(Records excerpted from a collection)
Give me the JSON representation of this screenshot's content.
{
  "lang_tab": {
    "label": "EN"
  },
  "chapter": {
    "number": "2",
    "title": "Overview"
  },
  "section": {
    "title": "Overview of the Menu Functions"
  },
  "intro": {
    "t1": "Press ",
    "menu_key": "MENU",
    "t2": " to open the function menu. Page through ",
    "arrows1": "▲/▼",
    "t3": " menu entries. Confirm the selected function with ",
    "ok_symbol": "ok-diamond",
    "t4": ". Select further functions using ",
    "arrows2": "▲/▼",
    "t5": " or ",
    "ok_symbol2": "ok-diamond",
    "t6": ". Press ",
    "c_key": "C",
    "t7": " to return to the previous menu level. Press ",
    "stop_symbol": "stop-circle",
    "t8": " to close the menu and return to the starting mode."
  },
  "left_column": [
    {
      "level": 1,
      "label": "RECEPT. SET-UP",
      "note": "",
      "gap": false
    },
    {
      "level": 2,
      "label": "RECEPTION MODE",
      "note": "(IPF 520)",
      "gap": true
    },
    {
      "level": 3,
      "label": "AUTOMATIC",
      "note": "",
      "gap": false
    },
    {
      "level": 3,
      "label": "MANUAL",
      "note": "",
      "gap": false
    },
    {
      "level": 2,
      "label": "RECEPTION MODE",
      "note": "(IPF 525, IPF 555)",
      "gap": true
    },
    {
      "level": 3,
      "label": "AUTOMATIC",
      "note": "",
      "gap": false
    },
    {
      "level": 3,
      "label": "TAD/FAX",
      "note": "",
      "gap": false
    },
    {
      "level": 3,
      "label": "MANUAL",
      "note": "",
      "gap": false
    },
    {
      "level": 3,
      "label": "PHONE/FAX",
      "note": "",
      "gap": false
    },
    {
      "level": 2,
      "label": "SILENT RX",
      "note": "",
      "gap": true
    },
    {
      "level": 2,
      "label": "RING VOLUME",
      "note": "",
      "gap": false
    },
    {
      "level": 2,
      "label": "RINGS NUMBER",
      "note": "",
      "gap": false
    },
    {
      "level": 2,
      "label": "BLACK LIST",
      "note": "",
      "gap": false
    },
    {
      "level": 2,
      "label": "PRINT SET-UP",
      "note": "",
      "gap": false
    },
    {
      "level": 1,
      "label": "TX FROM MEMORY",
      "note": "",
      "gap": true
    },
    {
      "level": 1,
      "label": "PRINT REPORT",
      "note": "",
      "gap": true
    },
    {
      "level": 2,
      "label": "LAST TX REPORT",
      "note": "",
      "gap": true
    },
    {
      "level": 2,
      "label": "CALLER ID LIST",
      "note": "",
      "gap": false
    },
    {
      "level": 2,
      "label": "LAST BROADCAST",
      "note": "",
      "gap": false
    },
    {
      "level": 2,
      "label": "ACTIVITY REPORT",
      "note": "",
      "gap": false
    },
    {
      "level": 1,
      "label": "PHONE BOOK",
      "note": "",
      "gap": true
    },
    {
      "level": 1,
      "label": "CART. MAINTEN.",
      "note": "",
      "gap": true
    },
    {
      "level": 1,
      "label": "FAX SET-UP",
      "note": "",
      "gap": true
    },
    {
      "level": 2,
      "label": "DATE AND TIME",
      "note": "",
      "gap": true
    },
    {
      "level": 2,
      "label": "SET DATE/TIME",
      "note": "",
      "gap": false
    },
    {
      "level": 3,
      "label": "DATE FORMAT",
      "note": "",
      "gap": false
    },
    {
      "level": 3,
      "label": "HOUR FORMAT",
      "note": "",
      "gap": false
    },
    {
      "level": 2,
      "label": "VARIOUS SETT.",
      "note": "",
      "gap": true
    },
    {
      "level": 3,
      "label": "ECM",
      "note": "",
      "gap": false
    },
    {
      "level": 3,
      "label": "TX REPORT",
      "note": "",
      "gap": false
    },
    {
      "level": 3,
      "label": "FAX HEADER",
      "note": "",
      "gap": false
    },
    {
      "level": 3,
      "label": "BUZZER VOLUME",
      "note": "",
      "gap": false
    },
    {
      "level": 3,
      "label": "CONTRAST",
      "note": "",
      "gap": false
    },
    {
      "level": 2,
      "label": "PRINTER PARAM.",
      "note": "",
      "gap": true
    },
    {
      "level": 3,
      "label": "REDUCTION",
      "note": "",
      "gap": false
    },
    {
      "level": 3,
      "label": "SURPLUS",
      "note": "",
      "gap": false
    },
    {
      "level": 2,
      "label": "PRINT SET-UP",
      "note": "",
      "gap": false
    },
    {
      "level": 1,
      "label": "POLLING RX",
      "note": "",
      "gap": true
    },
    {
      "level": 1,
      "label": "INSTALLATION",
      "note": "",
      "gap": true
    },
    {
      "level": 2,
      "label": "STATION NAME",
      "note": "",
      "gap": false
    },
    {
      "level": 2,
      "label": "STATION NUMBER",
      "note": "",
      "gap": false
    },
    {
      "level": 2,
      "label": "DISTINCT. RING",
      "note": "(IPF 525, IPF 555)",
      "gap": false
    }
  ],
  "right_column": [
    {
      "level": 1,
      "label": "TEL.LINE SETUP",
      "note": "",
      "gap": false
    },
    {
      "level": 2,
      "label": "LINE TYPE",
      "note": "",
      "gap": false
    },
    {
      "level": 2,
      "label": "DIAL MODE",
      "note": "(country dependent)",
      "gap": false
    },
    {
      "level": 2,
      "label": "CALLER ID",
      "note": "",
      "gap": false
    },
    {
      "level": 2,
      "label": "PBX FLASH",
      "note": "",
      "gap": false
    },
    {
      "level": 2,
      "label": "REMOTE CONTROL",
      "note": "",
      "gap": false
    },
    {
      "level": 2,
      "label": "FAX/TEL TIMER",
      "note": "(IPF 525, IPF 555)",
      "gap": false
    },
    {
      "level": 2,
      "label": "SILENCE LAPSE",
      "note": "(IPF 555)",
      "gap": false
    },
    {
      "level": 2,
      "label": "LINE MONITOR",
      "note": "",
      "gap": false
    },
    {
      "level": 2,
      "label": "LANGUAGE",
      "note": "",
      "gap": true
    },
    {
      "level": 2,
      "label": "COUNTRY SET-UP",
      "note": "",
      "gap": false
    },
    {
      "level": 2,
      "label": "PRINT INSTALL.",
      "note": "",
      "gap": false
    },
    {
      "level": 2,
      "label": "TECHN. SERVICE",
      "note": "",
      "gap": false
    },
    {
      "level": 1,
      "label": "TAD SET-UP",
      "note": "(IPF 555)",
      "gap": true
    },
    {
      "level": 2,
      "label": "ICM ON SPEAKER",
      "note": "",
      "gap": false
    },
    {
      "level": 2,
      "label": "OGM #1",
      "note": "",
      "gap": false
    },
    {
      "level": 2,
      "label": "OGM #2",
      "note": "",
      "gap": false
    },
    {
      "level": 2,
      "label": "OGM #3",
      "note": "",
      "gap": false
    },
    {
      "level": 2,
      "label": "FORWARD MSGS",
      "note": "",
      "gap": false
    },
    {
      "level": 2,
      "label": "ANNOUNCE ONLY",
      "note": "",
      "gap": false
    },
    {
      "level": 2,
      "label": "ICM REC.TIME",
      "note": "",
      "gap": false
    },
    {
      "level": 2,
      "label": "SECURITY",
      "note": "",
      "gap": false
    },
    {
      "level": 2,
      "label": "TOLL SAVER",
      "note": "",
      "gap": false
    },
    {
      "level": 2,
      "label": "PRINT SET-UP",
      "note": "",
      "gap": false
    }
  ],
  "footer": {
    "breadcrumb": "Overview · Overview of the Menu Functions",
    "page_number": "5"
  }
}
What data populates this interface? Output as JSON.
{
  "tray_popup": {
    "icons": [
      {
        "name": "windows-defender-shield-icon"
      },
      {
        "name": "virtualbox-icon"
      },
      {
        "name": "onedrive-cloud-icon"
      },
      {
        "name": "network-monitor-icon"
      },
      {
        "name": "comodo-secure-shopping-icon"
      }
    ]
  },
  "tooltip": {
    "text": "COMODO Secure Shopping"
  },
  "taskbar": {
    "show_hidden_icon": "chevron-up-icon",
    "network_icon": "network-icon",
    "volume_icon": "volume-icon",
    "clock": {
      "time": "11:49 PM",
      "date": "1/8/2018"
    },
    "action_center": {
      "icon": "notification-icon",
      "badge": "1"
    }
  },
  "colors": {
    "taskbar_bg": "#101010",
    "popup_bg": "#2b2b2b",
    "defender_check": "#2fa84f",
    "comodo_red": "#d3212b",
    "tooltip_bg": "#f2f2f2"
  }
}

> Exercise task: Search the listing for the string "REPORT". Copy each line where it turns up.

> Answer for this exercise:
      "label": "PRINT REPORT",
      "label": "LAST TX REPORT",
      "label": "ACTIVITY REPORT",
      "label": "TX REPORT",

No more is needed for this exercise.